* START *
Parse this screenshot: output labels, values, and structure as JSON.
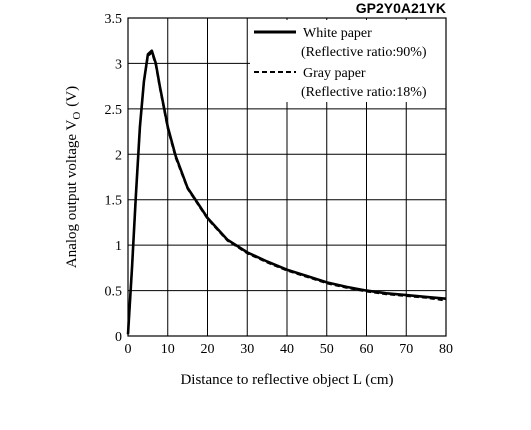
{
  "chart_data": {
    "type": "line",
    "title": "GP2Y0A21YK",
    "xlabel": "Distance to reflective object L (cm)",
    "ylabel": "Analog output voltage V",
    "ylabel_subscript": "O",
    "ylabel_unit": "(V)",
    "xlim": [
      0,
      80
    ],
    "ylim": [
      0,
      3.5
    ],
    "xticks": [
      0,
      10,
      20,
      30,
      40,
      50,
      60,
      70,
      80
    ],
    "yticks": [
      0,
      0.5,
      1,
      1.5,
      2,
      2.5,
      3,
      3.5
    ],
    "grid": true,
    "legend_position": "top-right",
    "series": [
      {
        "name": "White paper",
        "name_detail": "(Reflective ratio:90%)",
        "style": "solid",
        "x": [
          0,
          1,
          2,
          3,
          4,
          5,
          6,
          7,
          8,
          10,
          12,
          15,
          20,
          25,
          30,
          35,
          40,
          45,
          50,
          55,
          60,
          65,
          70,
          75,
          80
        ],
        "y": [
          0.02,
          0.75,
          1.55,
          2.3,
          2.8,
          3.1,
          3.14,
          3.0,
          2.75,
          2.3,
          1.98,
          1.63,
          1.3,
          1.06,
          0.92,
          0.82,
          0.73,
          0.66,
          0.59,
          0.54,
          0.5,
          0.47,
          0.45,
          0.43,
          0.41
        ]
      },
      {
        "name": "Gray paper",
        "name_detail": "(Reflective ratio:18%)",
        "style": "dashed",
        "x": [
          0,
          1,
          2,
          3,
          4,
          5,
          6,
          7,
          8,
          10,
          12,
          15,
          20,
          25,
          30,
          35,
          40,
          45,
          50,
          55,
          60,
          65,
          70,
          75,
          80
        ],
        "y": [
          0.02,
          0.75,
          1.55,
          2.3,
          2.8,
          3.08,
          3.12,
          2.98,
          2.73,
          2.28,
          1.96,
          1.62,
          1.29,
          1.05,
          0.91,
          0.81,
          0.72,
          0.65,
          0.58,
          0.53,
          0.49,
          0.46,
          0.44,
          0.42,
          0.39
        ]
      }
    ]
  }
}
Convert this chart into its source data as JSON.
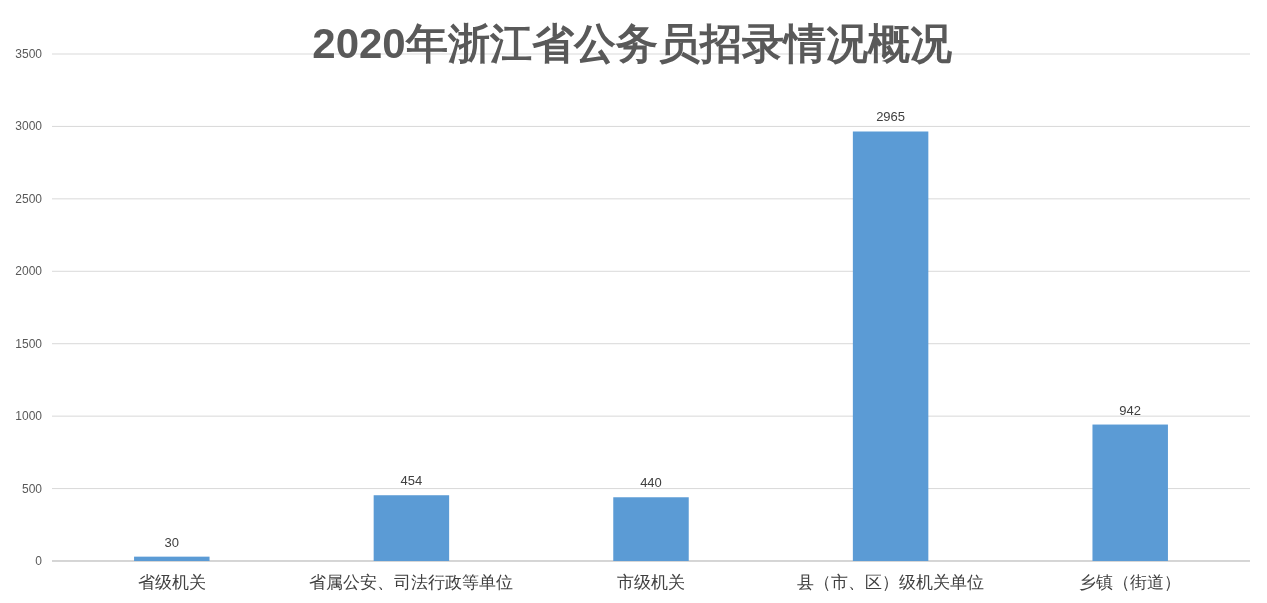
{
  "chart_data": {
    "type": "bar",
    "title": "2020年浙江省公务员招录情况概况",
    "categories": [
      "省级机关",
      "省属公安、司法行政等单位",
      "市级机关",
      "县（市、区）级机关单位",
      "乡镇（街道）"
    ],
    "values": [
      30,
      454,
      440,
      2965,
      942
    ],
    "color": "#5b9bd5",
    "ylim": [
      0,
      3500
    ],
    "yticks": [
      0,
      500,
      1000,
      1500,
      2000,
      2500,
      3000,
      3500
    ],
    "grid": "y",
    "data_labels": true
  }
}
* END *
▶ _Instructions to follow_: Strip out the pictures and quote the remaining data word for word.

▶ _Response_:
Parse this screenshot: output labels, values, and structure as JSON.
{
  "chart_data": {
    "type": "line",
    "title": "GP2Y0A21YK",
    "xlabel": "Distance to reflective object L (cm)",
    "ylabel": "Analog output voltage V",
    "ylabel_subscript": "O",
    "ylabel_unit": "(V)",
    "xlim": [
      0,
      80
    ],
    "ylim": [
      0,
      3.5
    ],
    "xticks": [
      0,
      10,
      20,
      30,
      40,
      50,
      60,
      70,
      80
    ],
    "yticks": [
      0,
      0.5,
      1,
      1.5,
      2,
      2.5,
      3,
      3.5
    ],
    "grid": true,
    "legend_position": "top-right",
    "series": [
      {
        "name": "White paper",
        "name_detail": "(Reflective ratio:90%)",
        "style": "solid",
        "x": [
          0,
          1,
          2,
          3,
          4,
          5,
          6,
          7,
          8,
          10,
          12,
          15,
          20,
          25,
          30,
          35,
          40,
          45,
          50,
          55,
          60,
          65,
          70,
          75,
          80
        ],
        "y": [
          0.02,
          0.75,
          1.55,
          2.3,
          2.8,
          3.1,
          3.14,
          3.0,
          2.75,
          2.3,
          1.98,
          1.63,
          1.3,
          1.06,
          0.92,
          0.82,
          0.73,
          0.66,
          0.59,
          0.54,
          0.5,
          0.47,
          0.45,
          0.43,
          0.41
        ]
      },
      {
        "name": "Gray paper",
        "name_detail": "(Reflective ratio:18%)",
        "style": "dashed",
        "x": [
          0,
          1,
          2,
          3,
          4,
          5,
          6,
          7,
          8,
          10,
          12,
          15,
          20,
          25,
          30,
          35,
          40,
          45,
          50,
          55,
          60,
          65,
          70,
          75,
          80
        ],
        "y": [
          0.02,
          0.75,
          1.55,
          2.3,
          2.8,
          3.08,
          3.12,
          2.98,
          2.73,
          2.28,
          1.96,
          1.62,
          1.29,
          1.05,
          0.91,
          0.81,
          0.72,
          0.65,
          0.58,
          0.53,
          0.49,
          0.46,
          0.44,
          0.42,
          0.39
        ]
      }
    ]
  }
}
Convert this chart into its source data as JSON.
{
  "chart_data": {
    "type": "bar",
    "title": "2020年浙江省公务员招录情况概况",
    "categories": [
      "省级机关",
      "省属公安、司法行政等单位",
      "市级机关",
      "县（市、区）级机关单位",
      "乡镇（街道）"
    ],
    "values": [
      30,
      454,
      440,
      2965,
      942
    ],
    "color": "#5b9bd5",
    "ylim": [
      0,
      3500
    ],
    "yticks": [
      0,
      500,
      1000,
      1500,
      2000,
      2500,
      3000,
      3500
    ],
    "grid": "y",
    "data_labels": true
  }
}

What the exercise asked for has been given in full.